* _PROBLEM DESCRIPTION_:
Your task is to retype each line of the data below exactly.

━━ AVAILABLE DATA

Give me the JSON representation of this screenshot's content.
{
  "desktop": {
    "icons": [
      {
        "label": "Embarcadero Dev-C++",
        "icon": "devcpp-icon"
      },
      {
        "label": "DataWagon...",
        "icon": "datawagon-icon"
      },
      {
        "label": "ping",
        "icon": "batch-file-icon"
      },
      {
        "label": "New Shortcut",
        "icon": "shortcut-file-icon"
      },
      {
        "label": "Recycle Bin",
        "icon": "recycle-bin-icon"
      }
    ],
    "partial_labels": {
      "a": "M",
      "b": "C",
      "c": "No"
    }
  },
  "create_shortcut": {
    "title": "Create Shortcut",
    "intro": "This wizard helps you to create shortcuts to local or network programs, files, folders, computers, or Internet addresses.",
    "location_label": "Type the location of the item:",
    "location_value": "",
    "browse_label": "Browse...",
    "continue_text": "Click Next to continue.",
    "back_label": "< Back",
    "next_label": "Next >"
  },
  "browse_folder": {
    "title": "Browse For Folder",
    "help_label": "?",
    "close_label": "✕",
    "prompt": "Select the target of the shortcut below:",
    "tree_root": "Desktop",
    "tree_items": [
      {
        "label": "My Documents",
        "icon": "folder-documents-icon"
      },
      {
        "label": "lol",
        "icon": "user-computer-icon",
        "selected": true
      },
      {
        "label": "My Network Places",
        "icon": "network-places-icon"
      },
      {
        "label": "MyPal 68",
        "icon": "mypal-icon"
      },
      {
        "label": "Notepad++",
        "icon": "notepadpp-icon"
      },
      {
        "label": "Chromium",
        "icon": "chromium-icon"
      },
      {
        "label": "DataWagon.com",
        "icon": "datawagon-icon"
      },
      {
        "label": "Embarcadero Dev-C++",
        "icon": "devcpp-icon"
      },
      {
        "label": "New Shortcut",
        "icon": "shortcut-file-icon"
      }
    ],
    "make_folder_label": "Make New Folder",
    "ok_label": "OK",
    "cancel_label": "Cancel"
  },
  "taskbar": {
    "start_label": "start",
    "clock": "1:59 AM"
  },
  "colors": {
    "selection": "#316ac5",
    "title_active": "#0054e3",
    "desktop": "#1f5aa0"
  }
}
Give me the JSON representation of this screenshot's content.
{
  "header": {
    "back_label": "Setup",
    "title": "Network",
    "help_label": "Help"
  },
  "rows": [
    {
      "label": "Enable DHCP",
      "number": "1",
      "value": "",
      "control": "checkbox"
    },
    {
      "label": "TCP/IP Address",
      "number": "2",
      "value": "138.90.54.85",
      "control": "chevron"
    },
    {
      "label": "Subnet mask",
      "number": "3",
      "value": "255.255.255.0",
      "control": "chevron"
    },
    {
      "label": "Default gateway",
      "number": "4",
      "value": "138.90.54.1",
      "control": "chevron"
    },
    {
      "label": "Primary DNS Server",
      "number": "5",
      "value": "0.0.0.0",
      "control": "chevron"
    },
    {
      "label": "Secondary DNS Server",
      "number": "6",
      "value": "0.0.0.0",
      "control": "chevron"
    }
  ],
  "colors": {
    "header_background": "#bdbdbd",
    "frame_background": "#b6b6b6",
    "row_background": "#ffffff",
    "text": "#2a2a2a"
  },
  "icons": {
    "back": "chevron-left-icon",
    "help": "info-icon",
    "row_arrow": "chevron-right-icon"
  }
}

━━━━

* _FINAL RESULT_:
Give me the JSON representation of this screenshot's content.
{
  "desktop": {
    "icons": [
      {
        "label": "Embarcadero Dev-C++",
        "icon": "devcpp-icon"
      },
      {
        "label": "DataWagon...",
        "icon": "datawagon-icon"
      },
      {
        "label": "ping",
        "icon": "batch-file-icon"
      },
      {
        "label": "New Shortcut",
        "icon": "shortcut-file-icon"
      },
      {
        "label": "Recycle Bin",
        "icon": "recycle-bin-icon"
      }
    ],
    "partial_labels": {
      "a": "M",
      "b": "C",
      "c": "No"
    }
  },
  "create_shortcut": {
    "title": "Create Shortcut",
    "intro": "This wizard helps you to create shortcuts to local or network programs, files, folders, computers, or Internet addresses.",
    "location_label": "Type the location of the item:",
    "location_value": "",
    "browse_label": "Browse...",
    "continue_text": "Click Next to continue.",
    "back_label": "< Back",
    "next_label": "Next >"
  },
  "browse_folder": {
    "title": "Browse For Folder",
    "help_label": "?",
    "close_label": "✕",
    "prompt": "Select the target of the shortcut below:",
    "tree_root": "Desktop",
    "tree_items": [
      {
        "label": "My Documents",
        "icon": "folder-documents-icon"
      },
      {
        "label": "lol",
        "icon": "user-computer-icon",
        "selected": true
      },
      {
        "label": "My Network Places",
        "icon": "network-places-icon"
      },
      {
        "label": "MyPal 68",
        "icon": "mypal-icon"
      },
      {
        "label": "Notepad++",
        "icon": "notepadpp-icon"
      },
      {
        "label": "Chromium",
        "icon": "chromium-icon"
      },
      {
        "label": "DataWagon.com",
        "icon": "datawagon-icon"
      },
      {
        "label": "Embarcadero Dev-C++",
        "icon": "devcpp-icon"
      },
      {
        "label": "New Shortcut",
        "icon": "shortcut-file-icon"
      }
    ],
    "make_folder_label": "Make New Folder",
    "ok_label": "OK",
    "cancel_label": "Cancel"
  },
  "taskbar": {
    "start_label": "start",
    "clock": "1:59 AM"
  },
  "colors": {
    "selection": "#316ac5",
    "title_active": "#0054e3",
    "desktop": "#1f5aa0"
  }
}
Give me the JSON representation of this screenshot's content.
{
  "header": {
    "back_label": "Setup",
    "title": "Network",
    "help_label": "Help"
  },
  "rows": [
    {
      "label": "Enable DHCP",
      "number": "1",
      "value": "",
      "control": "checkbox"
    },
    {
      "label": "TCP/IP Address",
      "number": "2",
      "value": "138.90.54.85",
      "control": "chevron"
    },
    {
      "label": "Subnet mask",
      "number": "3",
      "value": "255.255.255.0",
      "control": "chevron"
    },
    {
      "label": "Default gateway",
      "number": "4",
      "value": "138.90.54.1",
      "control": "chevron"
    },
    {
      "label": "Primary DNS Server",
      "number": "5",
      "value": "0.0.0.0",
      "control": "chevron"
    },
    {
      "label": "Secondary DNS Server",
      "number": "6",
      "value": "0.0.0.0",
      "control": "chevron"
    }
  ],
  "colors": {
    "header_background": "#bdbdbd",
    "frame_background": "#b6b6b6",
    "row_background": "#ffffff",
    "text": "#2a2a2a"
  },
  "icons": {
    "back": "chevron-left-icon",
    "help": "info-icon",
    "row_arrow": "chevron-right-icon"
  }
}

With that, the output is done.